SET EXERCISE: Copy the records below word for word.

DATASET CONTENT:

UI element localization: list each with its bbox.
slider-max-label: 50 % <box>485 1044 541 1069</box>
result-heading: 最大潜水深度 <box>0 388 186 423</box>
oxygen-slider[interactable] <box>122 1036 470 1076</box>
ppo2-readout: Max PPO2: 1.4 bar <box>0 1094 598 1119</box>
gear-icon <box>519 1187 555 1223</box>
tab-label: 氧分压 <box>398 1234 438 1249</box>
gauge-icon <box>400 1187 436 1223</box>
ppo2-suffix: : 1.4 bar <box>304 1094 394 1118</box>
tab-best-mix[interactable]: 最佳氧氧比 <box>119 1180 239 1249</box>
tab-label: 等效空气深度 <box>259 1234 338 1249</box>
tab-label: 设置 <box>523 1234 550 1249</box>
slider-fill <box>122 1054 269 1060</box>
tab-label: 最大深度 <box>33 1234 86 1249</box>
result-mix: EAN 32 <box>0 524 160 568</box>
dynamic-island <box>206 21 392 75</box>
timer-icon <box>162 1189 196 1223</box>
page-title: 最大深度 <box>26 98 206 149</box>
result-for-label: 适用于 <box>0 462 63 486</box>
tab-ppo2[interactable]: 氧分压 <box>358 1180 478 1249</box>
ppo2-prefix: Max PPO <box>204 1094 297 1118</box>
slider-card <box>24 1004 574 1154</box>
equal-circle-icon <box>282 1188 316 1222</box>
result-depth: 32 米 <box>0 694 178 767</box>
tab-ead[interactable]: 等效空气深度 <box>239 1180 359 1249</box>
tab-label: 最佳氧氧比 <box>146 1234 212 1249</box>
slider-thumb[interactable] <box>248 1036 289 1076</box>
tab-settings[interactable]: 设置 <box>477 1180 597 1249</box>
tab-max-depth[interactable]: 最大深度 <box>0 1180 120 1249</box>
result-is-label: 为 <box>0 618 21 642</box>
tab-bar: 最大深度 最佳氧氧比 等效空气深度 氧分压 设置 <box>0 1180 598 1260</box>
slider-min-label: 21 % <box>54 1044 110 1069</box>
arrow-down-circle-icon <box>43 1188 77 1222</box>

EXPECTED ANSWER:
UI element localization: list each with its bbox.
slider-max-label: 50 % <box>485 1044 541 1069</box>
result-heading: 最大潜水深度 <box>0 388 186 423</box>
oxygen-slider[interactable] <box>122 1036 470 1076</box>
ppo2-readout: Max PPO2: 1.4 bar <box>0 1094 598 1119</box>
gear-icon <box>519 1187 555 1223</box>
tab-label: 氧分压 <box>398 1234 438 1249</box>
gauge-icon <box>400 1187 436 1223</box>
ppo2-suffix: : 1.4 bar <box>304 1094 394 1118</box>
tab-best-mix[interactable]: 最佳氧氧比 <box>119 1180 239 1249</box>
tab-label: 等效空气深度 <box>259 1234 338 1249</box>
tab-label: 设置 <box>523 1234 550 1249</box>
slider-fill <box>122 1054 269 1060</box>
tab-label: 最大深度 <box>33 1234 86 1249</box>
result-mix: EAN 32 <box>0 524 160 568</box>
dynamic-island <box>206 21 392 75</box>
timer-icon <box>162 1189 196 1223</box>
page-title: 最大深度 <box>26 98 206 149</box>
result-for-label: 适用于 <box>0 462 63 486</box>
tab-ppo2[interactable]: 氧分压 <box>358 1180 478 1249</box>
ppo2-prefix: Max PPO <box>204 1094 297 1118</box>
slider-card <box>24 1004 574 1154</box>
equal-circle-icon <box>282 1188 316 1222</box>
result-depth: 32 米 <box>0 694 178 767</box>
tab-ead[interactable]: 等效空气深度 <box>239 1180 359 1249</box>
tab-label: 最佳氧氧比 <box>146 1234 212 1249</box>
slider-thumb[interactable] <box>248 1036 289 1076</box>
tab-settings[interactable]: 设置 <box>477 1180 597 1249</box>
tab-max-depth[interactable]: 最大深度 <box>0 1180 120 1249</box>
result-is-label: 为 <box>0 618 21 642</box>
tab-bar: 最大深度 最佳氧氧比 等效空气深度 氧分压 设置 <box>0 1180 598 1260</box>
slider-min-label: 21 % <box>54 1044 110 1069</box>
arrow-down-circle-icon <box>43 1188 77 1222</box>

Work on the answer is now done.